- Items:
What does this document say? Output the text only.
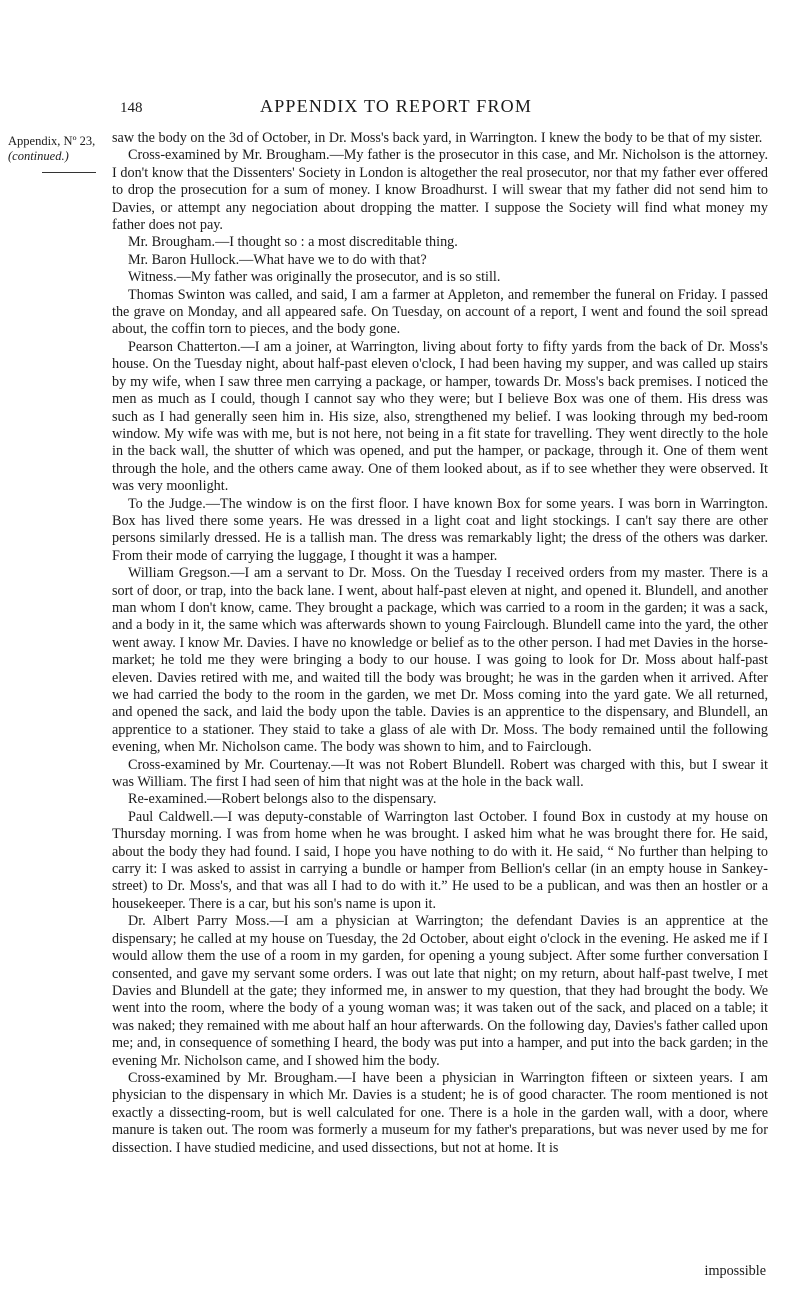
148	APPENDIX TO REPORT FROM
Appendix, Nº 23,
(continued.)

saw the body on the 3d of October, in Dr. Moss's back yard, in Warrington. I knew the body to be that of my sister.

Cross-examined by Mr. Brougham.—My father is the prosecutor in this case, and Mr. Nicholson is the attorney. I don't know that the Dissenters' Society in London is altogether the real prosecutor, nor that my father ever offered to drop the prosecution for a sum of money. I know Broadhurst. I will swear that my father did not send him to Davies, or attempt any negociation about dropping the matter. I suppose the Society will find what money my father does not pay.

Mr. Brougham.—I thought so : a most discreditable thing.

Mr. Baron Hullock.—What have we to do with that?

Witness.—My father was originally the prosecutor, and is so still.

Thomas Swinton was called, and said, I am a farmer at Appleton, and remember the funeral on Friday. I passed the grave on Monday, and all appeared safe. On Tuesday, on account of a report, I went and found the soil spread about, the coffin torn to pieces, and the body gone.

Pearson Chatterton.—I am a joiner, at Warrington, living about forty to fifty yards from the back of Dr. Moss's house. On the Tuesday night, about half-past eleven o'clock, I had been having my supper, and was called up stairs by my wife, when I saw three men carrying a package, or hamper, towards Dr. Moss's back premises. I noticed the men as much as I could, though I cannot say who they were; but I believe Box was one of them. His dress was such as I had generally seen him in. His size, also, strengthened my belief. I was looking through my bed-room window. My wife was with me, but is not here, not being in a fit state for travelling. They went directly to the hole in the back wall, the shutter of which was opened, and put the hamper, or package, through it. One of them went through the hole, and the others came away. One of them looked about, as if to see whether they were observed. It was very moonlight.

To the Judge.—The window is on the first floor. I have known Box for some years. I was born in Warrington. Box has lived there some years. He was dressed in a light coat and light stockings. I can't say there are other persons similarly dressed. He is a tallish man. The dress was remarkably light; the dress of the others was darker. From their mode of carrying the luggage, I thought it was a hamper.

William Gregson.—I am a servant to Dr. Moss. On the Tuesday I received orders from my master. There is a sort of door, or trap, into the back lane. I went, about half-past eleven at night, and opened it. Blundell, and another man whom I don't know, came. They brought a package, which was carried to a room in the garden; it was a sack, and a body in it, the same which was afterwards shown to young Fairclough. Blundell came into the yard, the other went away. I know Mr. Davies. I have no knowledge or belief as to the other person. I had met Davies in the horse-market; he told me they were bringing a body to our house. I was going to look for Dr. Moss about half-past eleven. Davies retired with me, and waited till the body was brought; he was in the garden when it arrived. After we had carried the body to the room in the garden, we met Dr. Moss coming into the yard gate. We all returned, and opened the sack, and laid the body upon the table. Davies is an apprentice to the dispensary, and Blundell, an apprentice to a stationer. They staid to take a glass of ale with Dr. Moss. The body remained until the following evening, when Mr. Nicholson came. The body was shown to him, and to Fairclough.

Cross-examined by Mr. Courtenay.—It was not Robert Blundell. Robert was charged with this, but I swear it was William. The first I had seen of him that night was at the hole in the back wall.

Re-examined.—Robert belongs also to the dispensary.

Paul Caldwell.—I was deputy-constable of Warrington last October. I found Box in custody at my house on Thursday morning. I was from home when he was brought. I asked him what he was brought there for. He said, about the body they had found. I said, I hope you have nothing to do with it. He said, “ No further than helping to carry it: I was asked to assist in carrying a bundle or hamper from Bellion's cellar (in an empty house in Sankey-street) to Dr. Moss's, and that was all I had to do with it.” He used to be a publican, and was then an hostler or a housekeeper. There is a car, but his son's name is upon it.

Dr. Albert Parry Moss.—I am a physician at Warrington; the defendant Davies is an apprentice at the dispensary; he called at my house on Tuesday, the 2d October, about eight o'clock in the evening. He asked me if I would allow them the use of a room in my garden, for opening a young subject. After some further conversation I consented, and gave my servant some orders. I was out late that night; on my return, about half-past twelve, I met Davies and Blundell at the gate; they informed me, in answer to my question, that they had brought the body. We went into the room, where the body of a young woman was; it was taken out of the sack, and placed on a table; it was naked; they remained with me about half an hour afterwards. On the following day, Davies's father called upon me; and, in consequence of something I heard, the body was put into a hamper, and put into the back garden; in the evening Mr. Nicholson came, and I showed him the body.

Cross-examined by Mr. Brougham.—I have been a physician in Warrington fifteen or sixteen years. I am physician to the dispensary in which Mr. Davies is a student; he is of good character. The room mentioned is not exactly a dissecting-room, but is well calculated for one. There is a hole in the garden wall, with a door, where manure is taken out. The room was formerly a museum for my father's preparations, but was never used by me for dissection. I have studied medicine, and used dissections, but not at home. It is

impossible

- To do:
Without the pictures, write out every entry precisely as it appears.

- Correct answer:
What does this document say? Output the text only.
148	APPENDIX TO REPORT FROM
Appendix, Nº 23,
(continued.)

saw the body on the 3d of October, in Dr. Moss's back yard, in Warrington. I knew the body to be that of my sister.

Cross-examined by Mr. Brougham.—My father is the prosecutor in this case, and Mr. Nicholson is the attorney. I don't know that the Dissenters' Society in London is altogether the real prosecutor, nor that my father ever offered to drop the prosecution for a sum of money. I know Broadhurst. I will swear that my father did not send him to Davies, or attempt any negociation about dropping the matter. I suppose the Society will find what money my father does not pay.

Mr. Brougham.—I thought so : a most discreditable thing.

Mr. Baron Hullock.—What have we to do with that?

Witness.—My father was originally the prosecutor, and is so still.

Thomas Swinton was called, and said, I am a farmer at Appleton, and remember the funeral on Friday. I passed the grave on Monday, and all appeared safe. On Tuesday, on account of a report, I went and found the soil spread about, the coffin torn to pieces, and the body gone.

Pearson Chatterton.—I am a joiner, at Warrington, living about forty to fifty yards from the back of Dr. Moss's house. On the Tuesday night, about half-past eleven o'clock, I had been having my supper, and was called up stairs by my wife, when I saw three men carrying a package, or hamper, towards Dr. Moss's back premises. I noticed the men as much as I could, though I cannot say who they were; but I believe Box was one of them. His dress was such as I had generally seen him in. His size, also, strengthened my belief. I was looking through my bed-room window. My wife was with me, but is not here, not being in a fit state for travelling. They went directly to the hole in the back wall, the shutter of which was opened, and put the hamper, or package, through it. One of them went through the hole, and the others came away. One of them looked about, as if to see whether they were observed. It was very moonlight.

To the Judge.—The window is on the first floor. I have known Box for some years. I was born in Warrington. Box has lived there some years. He was dressed in a light coat and light stockings. I can't say there are other persons similarly dressed. He is a tallish man. The dress was remarkably light; the dress of the others was darker. From their mode of carrying the luggage, I thought it was a hamper.

William Gregson.—I am a servant to Dr. Moss. On the Tuesday I received orders from my master. There is a sort of door, or trap, into the back lane. I went, about half-past eleven at night, and opened it. Blundell, and another man whom I don't know, came. They brought a package, which was carried to a room in the garden; it was a sack, and a body in it, the same which was afterwards shown to young Fairclough. Blundell came into the yard, the other went away. I know Mr. Davies. I have no knowledge or belief as to the other person. I had met Davies in the horse-market; he told me they were bringing a body to our house. I was going to look for Dr. Moss about half-past eleven. Davies retired with me, and waited till the body was brought; he was in the garden when it arrived. After we had carried the body to the room in the garden, we met Dr. Moss coming into the yard gate. We all returned, and opened the sack, and laid the body upon the table. Davies is an apprentice to the dispensary, and Blundell, an apprentice to a stationer. They staid to take a glass of ale with Dr. Moss. The body remained until the following evening, when Mr. Nicholson came. The body was shown to him, and to Fairclough.

Cross-examined by Mr. Courtenay.—It was not Robert Blundell. Robert was charged with this, but I swear it was William. The first I had seen of him that night was at the hole in the back wall.

Re-examined.—Robert belongs also to the dispensary.

Paul Caldwell.—I was deputy-constable of Warrington last October. I found Box in custody at my house on Thursday morning. I was from home when he was brought. I asked him what he was brought there for. He said, about the body they had found. I said, I hope you have nothing to do with it. He said, “ No further than helping to carry it: I was asked to assist in carrying a bundle or hamper from Bellion's cellar (in an empty house in Sankey-street) to Dr. Moss's, and that was all I had to do with it.” He used to be a publican, and was then an hostler or a housekeeper. There is a car, but his son's name is upon it.

Dr. Albert Parry Moss.—I am a physician at Warrington; the defendant Davies is an apprentice at the dispensary; he called at my house on Tuesday, the 2d October, about eight o'clock in the evening. He asked me if I would allow them the use of a room in my garden, for opening a young subject. After some further conversation I consented, and gave my servant some orders. I was out late that night; on my return, about half-past twelve, I met Davies and Blundell at the gate; they informed me, in answer to my question, that they had brought the body. We went into the room, where the body of a young woman was; it was taken out of the sack, and placed on a table; it was naked; they remained with me about half an hour afterwards. On the following day, Davies's father called upon me; and, in consequence of something I heard, the body was put into a hamper, and put into the back garden; in the evening Mr. Nicholson came, and I showed him the body.

Cross-examined by Mr. Brougham.—I have been a physician in Warrington fifteen or sixteen years. I am physician to the dispensary in which Mr. Davies is a student; he is of good character. The room mentioned is not exactly a dissecting-room, but is well calculated for one. There is a hole in the garden wall, with a door, where manure is taken out. The room was formerly a museum for my father's preparations, but was never used by me for dissection. I have studied medicine, and used dissections, but not at home. It is

impossible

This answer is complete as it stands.